- Exercise details
Count each line below that has "Phyllis" anywhere in it. Answer with the total alone.
- - - - -
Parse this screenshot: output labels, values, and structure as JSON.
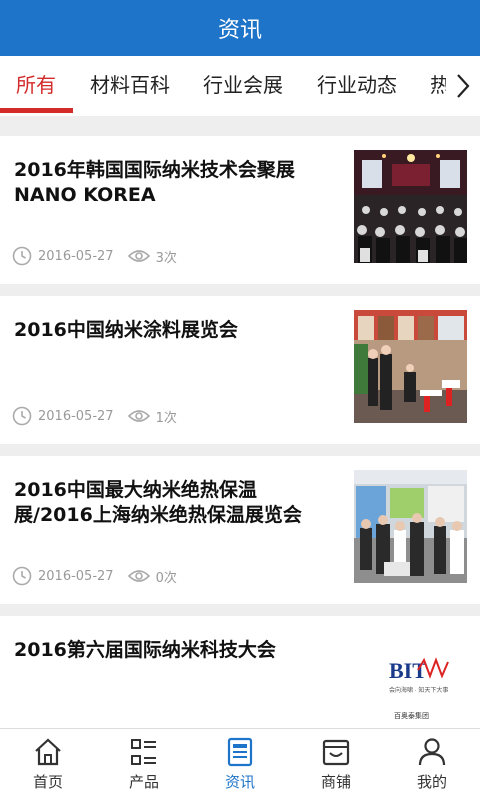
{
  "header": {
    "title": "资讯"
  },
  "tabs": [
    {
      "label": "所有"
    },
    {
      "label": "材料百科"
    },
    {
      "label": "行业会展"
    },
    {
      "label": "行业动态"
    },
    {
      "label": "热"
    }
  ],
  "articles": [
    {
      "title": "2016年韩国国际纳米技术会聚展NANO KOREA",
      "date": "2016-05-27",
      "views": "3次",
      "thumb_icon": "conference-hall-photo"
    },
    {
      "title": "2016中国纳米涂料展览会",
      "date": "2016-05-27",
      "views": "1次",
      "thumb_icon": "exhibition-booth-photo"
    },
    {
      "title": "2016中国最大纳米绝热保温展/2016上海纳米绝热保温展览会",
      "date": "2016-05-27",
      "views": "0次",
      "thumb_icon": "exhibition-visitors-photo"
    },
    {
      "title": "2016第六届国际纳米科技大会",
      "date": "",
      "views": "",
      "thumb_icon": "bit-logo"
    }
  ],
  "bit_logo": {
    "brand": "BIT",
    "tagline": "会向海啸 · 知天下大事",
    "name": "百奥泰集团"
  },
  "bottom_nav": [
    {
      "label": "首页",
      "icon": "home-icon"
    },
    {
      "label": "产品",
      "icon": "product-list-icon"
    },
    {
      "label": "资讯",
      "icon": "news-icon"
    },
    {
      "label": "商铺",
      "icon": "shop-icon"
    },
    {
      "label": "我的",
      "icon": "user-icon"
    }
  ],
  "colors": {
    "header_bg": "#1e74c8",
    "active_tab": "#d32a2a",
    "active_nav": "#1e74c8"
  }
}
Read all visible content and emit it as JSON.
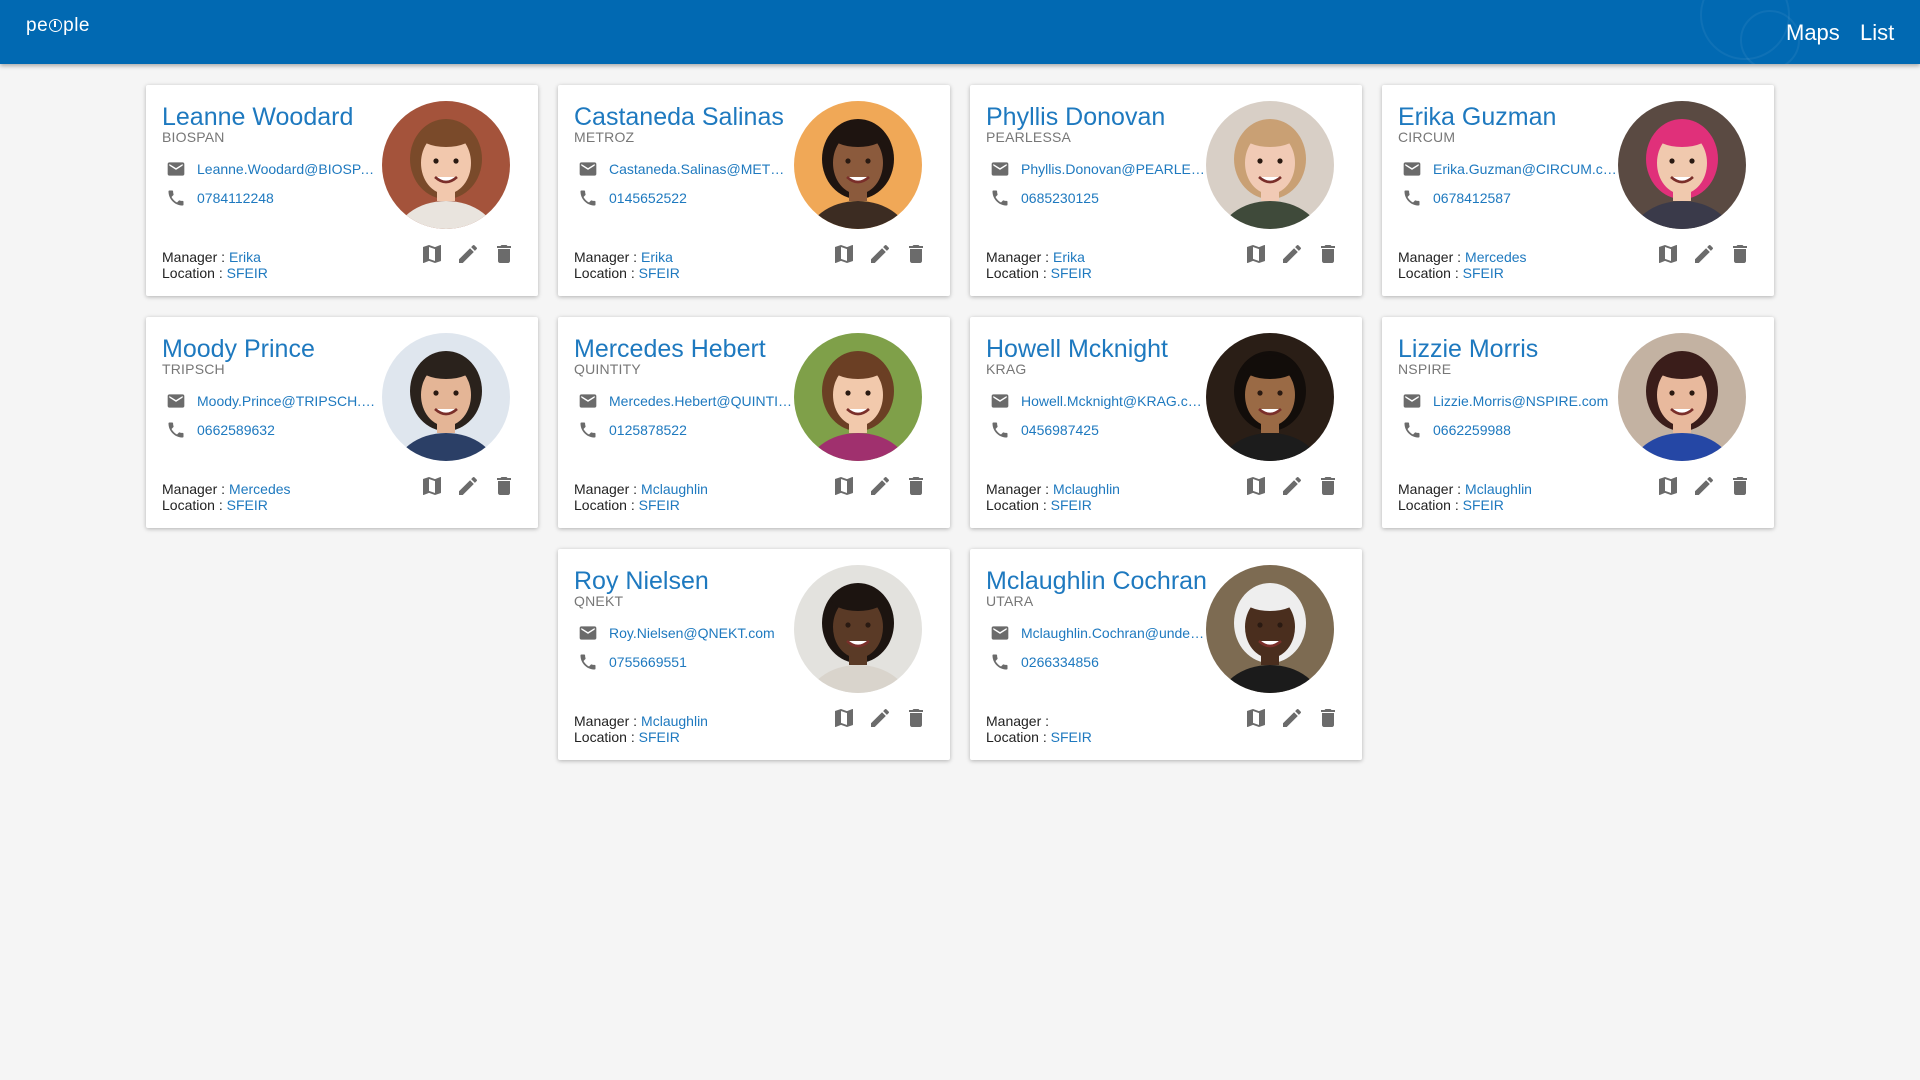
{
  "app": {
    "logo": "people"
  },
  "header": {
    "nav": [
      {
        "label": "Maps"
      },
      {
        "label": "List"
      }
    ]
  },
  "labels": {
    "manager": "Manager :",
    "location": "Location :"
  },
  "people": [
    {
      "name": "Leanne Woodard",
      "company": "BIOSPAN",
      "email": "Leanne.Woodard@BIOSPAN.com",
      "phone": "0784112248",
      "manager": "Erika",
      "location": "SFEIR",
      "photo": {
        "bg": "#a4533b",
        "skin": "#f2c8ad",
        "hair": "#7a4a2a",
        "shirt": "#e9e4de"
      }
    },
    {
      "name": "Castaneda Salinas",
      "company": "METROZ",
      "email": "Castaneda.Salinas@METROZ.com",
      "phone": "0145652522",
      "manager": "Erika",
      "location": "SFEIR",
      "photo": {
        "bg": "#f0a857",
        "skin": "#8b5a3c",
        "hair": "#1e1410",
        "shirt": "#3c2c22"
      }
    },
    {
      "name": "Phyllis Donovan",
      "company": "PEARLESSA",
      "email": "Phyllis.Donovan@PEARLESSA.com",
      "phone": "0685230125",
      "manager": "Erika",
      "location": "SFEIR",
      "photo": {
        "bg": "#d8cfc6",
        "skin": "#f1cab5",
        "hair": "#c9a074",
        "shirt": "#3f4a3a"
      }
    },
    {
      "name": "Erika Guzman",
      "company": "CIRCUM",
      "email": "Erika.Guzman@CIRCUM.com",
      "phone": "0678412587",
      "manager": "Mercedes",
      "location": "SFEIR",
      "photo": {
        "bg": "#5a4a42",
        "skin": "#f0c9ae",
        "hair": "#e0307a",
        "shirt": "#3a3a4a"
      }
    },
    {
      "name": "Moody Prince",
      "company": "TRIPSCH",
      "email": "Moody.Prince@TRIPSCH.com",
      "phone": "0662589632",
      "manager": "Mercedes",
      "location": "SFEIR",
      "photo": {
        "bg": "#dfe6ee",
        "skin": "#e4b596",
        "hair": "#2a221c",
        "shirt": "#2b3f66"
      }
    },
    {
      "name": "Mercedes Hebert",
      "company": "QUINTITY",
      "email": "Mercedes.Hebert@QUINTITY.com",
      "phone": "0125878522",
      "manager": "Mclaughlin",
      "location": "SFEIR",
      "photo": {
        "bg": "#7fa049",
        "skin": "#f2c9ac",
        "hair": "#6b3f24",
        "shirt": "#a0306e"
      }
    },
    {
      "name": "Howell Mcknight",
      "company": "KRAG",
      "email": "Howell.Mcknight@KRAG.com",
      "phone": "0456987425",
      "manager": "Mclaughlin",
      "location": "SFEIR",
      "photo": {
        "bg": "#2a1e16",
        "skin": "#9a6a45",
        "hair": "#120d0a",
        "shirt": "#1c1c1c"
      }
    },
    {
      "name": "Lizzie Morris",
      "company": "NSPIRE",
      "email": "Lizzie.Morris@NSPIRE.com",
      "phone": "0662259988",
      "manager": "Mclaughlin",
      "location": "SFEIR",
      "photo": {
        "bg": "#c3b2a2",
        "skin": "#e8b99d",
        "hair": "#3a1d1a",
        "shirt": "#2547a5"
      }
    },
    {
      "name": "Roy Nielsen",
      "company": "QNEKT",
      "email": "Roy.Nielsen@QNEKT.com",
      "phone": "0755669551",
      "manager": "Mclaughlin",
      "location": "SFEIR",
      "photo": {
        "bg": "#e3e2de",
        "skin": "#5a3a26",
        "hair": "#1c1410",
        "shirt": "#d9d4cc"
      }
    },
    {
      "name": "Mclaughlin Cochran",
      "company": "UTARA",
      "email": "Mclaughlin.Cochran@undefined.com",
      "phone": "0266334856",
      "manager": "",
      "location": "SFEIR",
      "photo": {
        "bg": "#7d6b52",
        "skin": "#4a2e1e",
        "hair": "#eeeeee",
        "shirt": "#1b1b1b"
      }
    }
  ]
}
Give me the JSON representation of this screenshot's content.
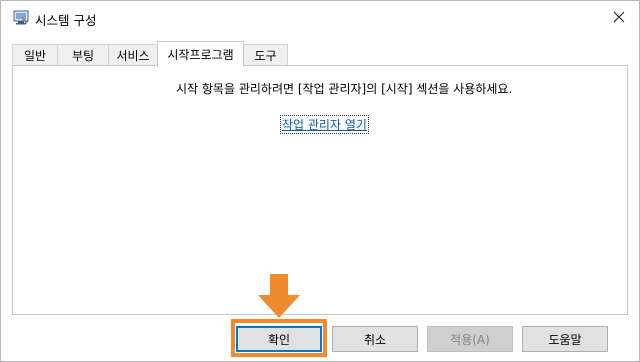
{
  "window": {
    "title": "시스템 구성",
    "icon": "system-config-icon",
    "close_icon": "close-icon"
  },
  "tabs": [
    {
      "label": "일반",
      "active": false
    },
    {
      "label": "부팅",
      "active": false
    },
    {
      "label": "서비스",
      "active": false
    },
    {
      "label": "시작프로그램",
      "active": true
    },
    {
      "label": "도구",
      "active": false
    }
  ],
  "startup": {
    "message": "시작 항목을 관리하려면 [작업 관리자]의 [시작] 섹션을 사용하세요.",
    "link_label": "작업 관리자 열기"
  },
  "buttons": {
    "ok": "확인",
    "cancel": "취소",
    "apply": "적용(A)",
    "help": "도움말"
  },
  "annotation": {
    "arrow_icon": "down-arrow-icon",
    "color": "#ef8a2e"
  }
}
- - - - -
- Result for this task
2